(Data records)

[BEGIN]

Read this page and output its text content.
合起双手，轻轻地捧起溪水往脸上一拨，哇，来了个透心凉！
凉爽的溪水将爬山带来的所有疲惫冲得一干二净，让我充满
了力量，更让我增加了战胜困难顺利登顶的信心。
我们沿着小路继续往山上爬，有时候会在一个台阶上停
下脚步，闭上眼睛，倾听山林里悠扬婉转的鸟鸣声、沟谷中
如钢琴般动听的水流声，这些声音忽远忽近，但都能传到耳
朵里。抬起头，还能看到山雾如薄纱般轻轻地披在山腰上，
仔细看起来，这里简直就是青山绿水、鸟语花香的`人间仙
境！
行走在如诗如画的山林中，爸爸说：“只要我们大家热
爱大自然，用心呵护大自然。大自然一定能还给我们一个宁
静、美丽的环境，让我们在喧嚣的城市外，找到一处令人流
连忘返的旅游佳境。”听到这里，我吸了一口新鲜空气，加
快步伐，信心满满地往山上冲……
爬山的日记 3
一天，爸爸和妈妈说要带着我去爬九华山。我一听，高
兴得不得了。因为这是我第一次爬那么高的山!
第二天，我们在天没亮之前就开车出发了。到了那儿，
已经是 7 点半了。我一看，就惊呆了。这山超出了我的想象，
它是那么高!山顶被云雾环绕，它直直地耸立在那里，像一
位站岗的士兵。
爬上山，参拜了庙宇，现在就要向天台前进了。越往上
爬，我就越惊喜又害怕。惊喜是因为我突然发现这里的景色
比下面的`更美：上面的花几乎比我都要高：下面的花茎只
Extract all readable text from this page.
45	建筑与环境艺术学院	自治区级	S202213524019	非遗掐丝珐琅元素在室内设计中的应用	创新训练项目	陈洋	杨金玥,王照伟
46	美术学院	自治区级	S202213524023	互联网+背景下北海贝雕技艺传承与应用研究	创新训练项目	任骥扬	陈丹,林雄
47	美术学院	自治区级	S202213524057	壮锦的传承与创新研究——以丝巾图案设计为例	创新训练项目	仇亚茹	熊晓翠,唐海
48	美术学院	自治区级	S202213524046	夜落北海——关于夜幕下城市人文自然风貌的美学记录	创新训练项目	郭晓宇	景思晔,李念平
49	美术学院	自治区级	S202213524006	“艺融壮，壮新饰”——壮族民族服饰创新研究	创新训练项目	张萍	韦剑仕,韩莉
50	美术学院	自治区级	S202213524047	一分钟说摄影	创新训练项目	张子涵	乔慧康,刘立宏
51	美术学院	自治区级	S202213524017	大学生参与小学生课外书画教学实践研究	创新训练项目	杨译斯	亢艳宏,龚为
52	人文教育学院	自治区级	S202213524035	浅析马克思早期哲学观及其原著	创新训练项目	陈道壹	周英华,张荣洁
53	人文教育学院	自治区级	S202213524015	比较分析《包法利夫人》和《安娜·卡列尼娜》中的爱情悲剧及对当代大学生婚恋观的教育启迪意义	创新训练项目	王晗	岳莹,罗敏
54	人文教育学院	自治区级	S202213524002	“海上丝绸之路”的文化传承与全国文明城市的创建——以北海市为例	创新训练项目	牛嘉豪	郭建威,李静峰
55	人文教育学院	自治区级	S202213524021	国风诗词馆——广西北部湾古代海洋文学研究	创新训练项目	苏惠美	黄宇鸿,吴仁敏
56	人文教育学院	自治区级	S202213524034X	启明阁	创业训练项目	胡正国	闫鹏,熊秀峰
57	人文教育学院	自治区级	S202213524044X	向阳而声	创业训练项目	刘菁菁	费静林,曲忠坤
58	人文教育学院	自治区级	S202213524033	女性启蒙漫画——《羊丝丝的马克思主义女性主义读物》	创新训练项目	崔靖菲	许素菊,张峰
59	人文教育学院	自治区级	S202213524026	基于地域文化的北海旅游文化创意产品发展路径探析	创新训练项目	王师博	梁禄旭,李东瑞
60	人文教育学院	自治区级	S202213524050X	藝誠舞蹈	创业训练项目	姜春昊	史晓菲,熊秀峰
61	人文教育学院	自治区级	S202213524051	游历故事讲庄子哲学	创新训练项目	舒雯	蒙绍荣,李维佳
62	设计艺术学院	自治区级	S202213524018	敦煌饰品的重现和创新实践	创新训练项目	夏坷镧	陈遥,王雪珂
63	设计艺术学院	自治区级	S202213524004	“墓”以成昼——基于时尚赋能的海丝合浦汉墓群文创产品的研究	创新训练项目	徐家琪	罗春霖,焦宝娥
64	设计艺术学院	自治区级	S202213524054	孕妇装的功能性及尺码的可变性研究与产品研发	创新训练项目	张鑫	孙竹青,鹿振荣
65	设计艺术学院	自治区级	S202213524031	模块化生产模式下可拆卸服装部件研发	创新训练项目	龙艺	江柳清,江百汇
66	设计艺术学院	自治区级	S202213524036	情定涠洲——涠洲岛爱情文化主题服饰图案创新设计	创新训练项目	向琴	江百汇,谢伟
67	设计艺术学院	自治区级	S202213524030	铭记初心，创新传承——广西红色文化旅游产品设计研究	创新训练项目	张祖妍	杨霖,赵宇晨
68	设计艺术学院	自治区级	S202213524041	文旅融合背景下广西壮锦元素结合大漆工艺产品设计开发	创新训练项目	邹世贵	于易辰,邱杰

[END]

* SHORT PROBLEM *
From the entries above, extract every line where the word "美术学院" appears.

* THE SOLUTION *
46	美术学院	自治区级	S202213524023	互联网+背景下北海贝雕技艺传承与应用研究	创新训练项目	任骥扬	陈丹,林雄
47	美术学院	自治区级	S202213524057	壮锦的传承与创新研究——以丝巾图案设计为例	创新训练项目	仇亚茹	熊晓翠,唐海
48	美术学院	自治区级	S202213524046	夜落北海——关于夜幕下城市人文自然风貌的美学记录	创新训练项目	郭晓宇	景思晔,李念平
49	美术学院	自治区级	S202213524006	“艺融壮，壮新饰”——壮族民族服饰创新研究	创新训练项目	张萍	韦剑仕,韩莉
50	美术学院	自治区级	S202213524047	一分钟说摄影	创新训练项目	张子涵	乔慧康,刘立宏
51	美术学院	自治区级	S202213524017	大学生参与小学生课外书画教学实践研究	创新训练项目	杨译斯	亢艳宏,龚为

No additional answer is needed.